**The request:** Only the pictures stay out; every record is to be quoted exactly.

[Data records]
┌──
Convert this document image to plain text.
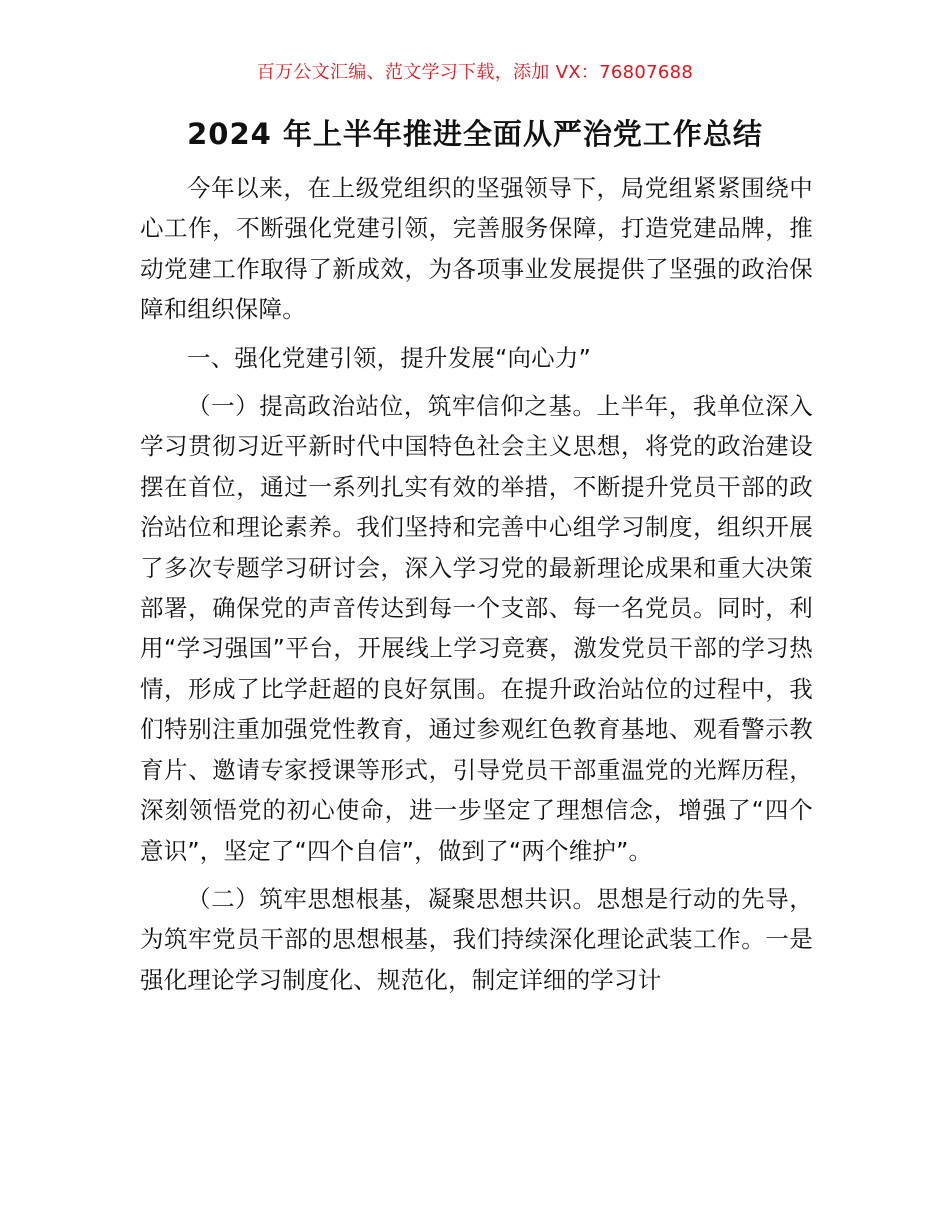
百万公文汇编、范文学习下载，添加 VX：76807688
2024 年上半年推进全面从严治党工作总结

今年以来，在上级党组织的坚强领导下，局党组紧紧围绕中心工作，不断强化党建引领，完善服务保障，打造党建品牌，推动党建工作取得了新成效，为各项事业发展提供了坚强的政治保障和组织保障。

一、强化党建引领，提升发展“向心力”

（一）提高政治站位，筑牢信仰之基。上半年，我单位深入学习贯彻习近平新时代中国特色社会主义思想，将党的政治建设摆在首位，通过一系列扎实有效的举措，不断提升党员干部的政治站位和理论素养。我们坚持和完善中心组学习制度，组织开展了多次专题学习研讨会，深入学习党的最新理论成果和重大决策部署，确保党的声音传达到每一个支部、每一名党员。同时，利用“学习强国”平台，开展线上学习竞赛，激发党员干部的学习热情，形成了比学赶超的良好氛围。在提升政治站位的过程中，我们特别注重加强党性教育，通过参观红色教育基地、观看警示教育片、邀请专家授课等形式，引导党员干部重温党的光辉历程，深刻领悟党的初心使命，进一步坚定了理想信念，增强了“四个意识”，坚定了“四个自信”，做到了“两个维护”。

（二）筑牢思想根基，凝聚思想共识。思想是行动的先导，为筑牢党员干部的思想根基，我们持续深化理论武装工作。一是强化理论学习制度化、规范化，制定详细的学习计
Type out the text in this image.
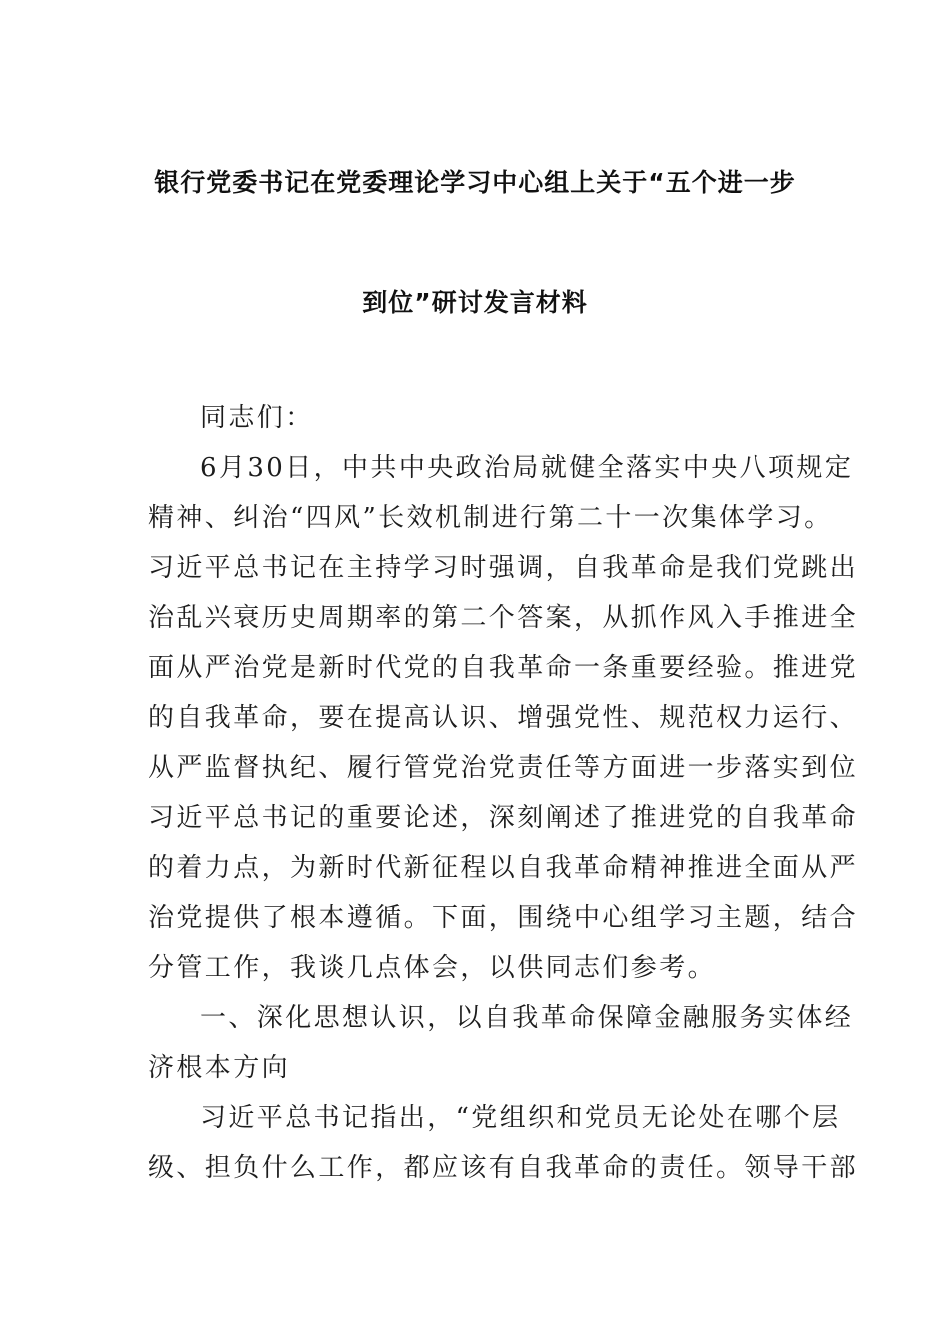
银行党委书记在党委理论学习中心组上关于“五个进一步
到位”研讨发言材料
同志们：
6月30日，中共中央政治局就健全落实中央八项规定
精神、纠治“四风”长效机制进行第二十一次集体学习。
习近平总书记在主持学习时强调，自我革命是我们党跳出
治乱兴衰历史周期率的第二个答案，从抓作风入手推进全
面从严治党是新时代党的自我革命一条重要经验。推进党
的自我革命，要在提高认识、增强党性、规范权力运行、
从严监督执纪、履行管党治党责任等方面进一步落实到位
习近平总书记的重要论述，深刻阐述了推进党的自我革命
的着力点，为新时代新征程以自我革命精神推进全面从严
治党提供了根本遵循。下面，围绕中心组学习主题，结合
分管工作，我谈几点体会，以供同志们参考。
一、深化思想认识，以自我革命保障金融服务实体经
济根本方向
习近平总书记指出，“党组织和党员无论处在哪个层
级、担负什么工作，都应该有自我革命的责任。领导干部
└──
**Result:**
Convert this document image to plain text.
百万公文汇编、范文学习下载，添加 VX：76807688
2024 年上半年推进全面从严治党工作总结

今年以来，在上级党组织的坚强领导下，局党组紧紧围绕中心工作，不断强化党建引领，完善服务保障，打造党建品牌，推动党建工作取得了新成效，为各项事业发展提供了坚强的政治保障和组织保障。

一、强化党建引领，提升发展“向心力”

（一）提高政治站位，筑牢信仰之基。上半年，我单位深入学习贯彻习近平新时代中国特色社会主义思想，将党的政治建设摆在首位，通过一系列扎实有效的举措，不断提升党员干部的政治站位和理论素养。我们坚持和完善中心组学习制度，组织开展了多次专题学习研讨会，深入学习党的最新理论成果和重大决策部署，确保党的声音传达到每一个支部、每一名党员。同时，利用“学习强国”平台，开展线上学习竞赛，激发党员干部的学习热情，形成了比学赶超的良好氛围。在提升政治站位的过程中，我们特别注重加强党性教育，通过参观红色教育基地、观看警示教育片、邀请专家授课等形式，引导党员干部重温党的光辉历程，深刻领悟党的初心使命，进一步坚定了理想信念，增强了“四个意识”，坚定了“四个自信”，做到了“两个维护”。

（二）筑牢思想根基，凝聚思想共识。思想是行动的先导，为筑牢党员干部的思想根基，我们持续深化理论武装工作。一是强化理论学习制度化、规范化，制定详细的学习计
Type out the text in this image.
银行党委书记在党委理论学习中心组上关于“五个进一步
到位”研讨发言材料
同志们：
6月30日，中共中央政治局就健全落实中央八项规定
精神、纠治“四风”长效机制进行第二十一次集体学习。
习近平总书记在主持学习时强调，自我革命是我们党跳出
治乱兴衰历史周期率的第二个答案，从抓作风入手推进全
面从严治党是新时代党的自我革命一条重要经验。推进党
的自我革命，要在提高认识、增强党性、规范权力运行、
从严监督执纪、履行管党治党责任等方面进一步落实到位
习近平总书记的重要论述，深刻阐述了推进党的自我革命
的着力点，为新时代新征程以自我革命精神推进全面从严
治党提供了根本遵循。下面，围绕中心组学习主题，结合
分管工作，我谈几点体会，以供同志们参考。
一、深化思想认识，以自我革命保障金融服务实体经
济根本方向
习近平总书记指出，“党组织和党员无论处在哪个层
级、担负什么工作，都应该有自我革命的责任。领导干部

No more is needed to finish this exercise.